* Exercise directions
Write out the listing in full, matching it word for word.

(Dataset entries)
★ ★ ★ ★ ★

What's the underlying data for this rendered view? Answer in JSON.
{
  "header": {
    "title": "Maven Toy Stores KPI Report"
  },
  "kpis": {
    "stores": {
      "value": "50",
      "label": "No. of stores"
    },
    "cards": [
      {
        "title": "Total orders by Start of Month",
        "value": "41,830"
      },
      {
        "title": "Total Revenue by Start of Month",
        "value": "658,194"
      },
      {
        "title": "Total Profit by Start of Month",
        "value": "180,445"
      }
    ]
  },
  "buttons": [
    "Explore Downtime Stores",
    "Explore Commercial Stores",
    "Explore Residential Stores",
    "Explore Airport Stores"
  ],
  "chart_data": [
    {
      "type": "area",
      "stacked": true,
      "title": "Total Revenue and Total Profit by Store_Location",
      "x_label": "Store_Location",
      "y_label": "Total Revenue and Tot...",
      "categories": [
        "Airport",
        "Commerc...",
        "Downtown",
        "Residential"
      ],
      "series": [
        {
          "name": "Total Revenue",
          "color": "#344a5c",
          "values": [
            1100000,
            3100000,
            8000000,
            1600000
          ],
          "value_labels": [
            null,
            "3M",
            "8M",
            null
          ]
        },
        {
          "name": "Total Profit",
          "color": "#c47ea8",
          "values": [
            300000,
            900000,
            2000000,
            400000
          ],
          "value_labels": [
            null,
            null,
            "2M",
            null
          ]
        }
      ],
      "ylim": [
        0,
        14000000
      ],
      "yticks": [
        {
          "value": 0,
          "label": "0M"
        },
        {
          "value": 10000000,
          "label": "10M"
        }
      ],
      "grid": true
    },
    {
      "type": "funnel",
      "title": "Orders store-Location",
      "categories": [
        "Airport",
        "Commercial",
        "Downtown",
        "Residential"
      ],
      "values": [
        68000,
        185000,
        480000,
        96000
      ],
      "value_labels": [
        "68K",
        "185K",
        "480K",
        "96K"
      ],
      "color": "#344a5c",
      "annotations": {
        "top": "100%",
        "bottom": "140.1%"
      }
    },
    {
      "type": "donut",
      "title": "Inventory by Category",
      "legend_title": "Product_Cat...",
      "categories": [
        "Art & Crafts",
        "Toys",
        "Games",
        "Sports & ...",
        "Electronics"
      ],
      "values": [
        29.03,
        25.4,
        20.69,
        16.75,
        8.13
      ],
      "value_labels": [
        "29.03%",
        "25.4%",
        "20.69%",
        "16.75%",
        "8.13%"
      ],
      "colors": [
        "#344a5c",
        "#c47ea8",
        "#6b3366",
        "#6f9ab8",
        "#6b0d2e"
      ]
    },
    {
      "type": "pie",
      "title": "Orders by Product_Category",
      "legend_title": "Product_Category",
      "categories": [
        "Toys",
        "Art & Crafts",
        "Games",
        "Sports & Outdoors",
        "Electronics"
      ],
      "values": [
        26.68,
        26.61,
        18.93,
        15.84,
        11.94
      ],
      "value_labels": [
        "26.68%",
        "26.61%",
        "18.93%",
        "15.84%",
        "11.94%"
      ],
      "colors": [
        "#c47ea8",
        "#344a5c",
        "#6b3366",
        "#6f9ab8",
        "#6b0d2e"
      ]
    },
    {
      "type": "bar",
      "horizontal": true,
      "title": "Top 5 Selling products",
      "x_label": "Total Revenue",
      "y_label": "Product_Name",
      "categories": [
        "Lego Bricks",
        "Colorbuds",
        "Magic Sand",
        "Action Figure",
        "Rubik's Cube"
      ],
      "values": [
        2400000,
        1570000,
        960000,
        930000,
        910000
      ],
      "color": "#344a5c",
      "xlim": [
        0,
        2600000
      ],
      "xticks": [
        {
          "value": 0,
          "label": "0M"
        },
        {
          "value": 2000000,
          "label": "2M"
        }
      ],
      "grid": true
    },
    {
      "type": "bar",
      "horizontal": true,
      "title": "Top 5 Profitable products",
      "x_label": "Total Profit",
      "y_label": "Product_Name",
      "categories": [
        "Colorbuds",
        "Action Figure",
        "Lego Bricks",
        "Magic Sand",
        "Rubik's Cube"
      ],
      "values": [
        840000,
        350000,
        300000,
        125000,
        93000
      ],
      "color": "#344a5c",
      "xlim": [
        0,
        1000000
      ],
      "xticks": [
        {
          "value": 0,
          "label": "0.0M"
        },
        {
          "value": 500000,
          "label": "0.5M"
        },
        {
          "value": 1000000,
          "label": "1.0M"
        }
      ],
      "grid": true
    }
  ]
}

★ ★ ★ ★ ★

* Response
What's the underlying data for this rendered view? Answer in JSON.
{
  "header": {
    "title": "Maven Toy Stores KPI Report"
  },
  "kpis": {
    "stores": {
      "value": "50",
      "label": "No. of stores"
    },
    "cards": [
      {
        "title": "Total orders by Start of Month",
        "value": "41,830"
      },
      {
        "title": "Total Revenue by Start of Month",
        "value": "658,194"
      },
      {
        "title": "Total Profit by Start of Month",
        "value": "180,445"
      }
    ]
  },
  "buttons": [
    "Explore Downtime Stores",
    "Explore Commercial Stores",
    "Explore Residential Stores",
    "Explore Airport Stores"
  ],
  "chart_data": [
    {
      "type": "area",
      "stacked": true,
      "title": "Total Revenue and Total Profit by Store_Location",
      "x_label": "Store_Location",
      "y_label": "Total Revenue and Tot...",
      "categories": [
        "Airport",
        "Commerc...",
        "Downtown",
        "Residential"
      ],
      "series": [
        {
          "name": "Total Revenue",
          "color": "#344a5c",
          "values": [
            1100000,
            3100000,
            8000000,
            1600000
          ],
          "value_labels": [
            null,
            "3M",
            "8M",
            null
          ]
        },
        {
          "name": "Total Profit",
          "color": "#c47ea8",
          "values": [
            300000,
            900000,
            2000000,
            400000
          ],
          "value_labels": [
            null,
            null,
            "2M",
            null
          ]
        }
      ],
      "ylim": [
        0,
        14000000
      ],
      "yticks": [
        {
          "value": 0,
          "label": "0M"
        },
        {
          "value": 10000000,
          "label": "10M"
        }
      ],
      "grid": true
    },
    {
      "type": "funnel",
      "title": "Orders store-Location",
      "categories": [
        "Airport",
        "Commercial",
        "Downtown",
        "Residential"
      ],
      "values": [
        68000,
        185000,
        480000,
        96000
      ],
      "value_labels": [
        "68K",
        "185K",
        "480K",
        "96K"
      ],
      "color": "#344a5c",
      "annotations": {
        "top": "100%",
        "bottom": "140.1%"
      }
    },
    {
      "type": "donut",
      "title": "Inventory by Category",
      "legend_title": "Product_Cat...",
      "categories": [
        "Art & Crafts",
        "Toys",
        "Games",
        "Sports & ...",
        "Electronics"
      ],
      "values": [
        29.03,
        25.4,
        20.69,
        16.75,
        8.13
      ],
      "value_labels": [
        "29.03%",
        "25.4%",
        "20.69%",
        "16.75%",
        "8.13%"
      ],
      "colors": [
        "#344a5c",
        "#c47ea8",
        "#6b3366",
        "#6f9ab8",
        "#6b0d2e"
      ]
    },
    {
      "type": "pie",
      "title": "Orders by Product_Category",
      "legend_title": "Product_Category",
      "categories": [
        "Toys",
        "Art & Crafts",
        "Games",
        "Sports & Outdoors",
        "Electronics"
      ],
      "values": [
        26.68,
        26.61,
        18.93,
        15.84,
        11.94
      ],
      "value_labels": [
        "26.68%",
        "26.61%",
        "18.93%",
        "15.84%",
        "11.94%"
      ],
      "colors": [
        "#c47ea8",
        "#344a5c",
        "#6b3366",
        "#6f9ab8",
        "#6b0d2e"
      ]
    },
    {
      "type": "bar",
      "horizontal": true,
      "title": "Top 5 Selling products",
      "x_label": "Total Revenue",
      "y_label": "Product_Name",
      "categories": [
        "Lego Bricks",
        "Colorbuds",
        "Magic Sand",
        "Action Figure",
        "Rubik's Cube"
      ],
      "values": [
        2400000,
        1570000,
        960000,
        930000,
        910000
      ],
      "color": "#344a5c",
      "xlim": [
        0,
        2600000
      ],
      "xticks": [
        {
          "value": 0,
          "label": "0M"
        },
        {
          "value": 2000000,
          "label": "2M"
        }
      ],
      "grid": true
    },
    {
      "type": "bar",
      "horizontal": true,
      "title": "Top 5 Profitable products",
      "x_label": "Total Profit",
      "y_label": "Product_Name",
      "categories": [
        "Colorbuds",
        "Action Figure",
        "Lego Bricks",
        "Magic Sand",
        "Rubik's Cube"
      ],
      "values": [
        840000,
        350000,
        300000,
        125000,
        93000
      ],
      "color": "#344a5c",
      "xlim": [
        0,
        1000000
      ],
      "xticks": [
        {
          "value": 0,
          "label": "0.0M"
        },
        {
          "value": 500000,
          "label": "0.5M"
        },
        {
          "value": 1000000,
          "label": "1.0M"
        }
      ],
      "grid": true
    }
  ]
}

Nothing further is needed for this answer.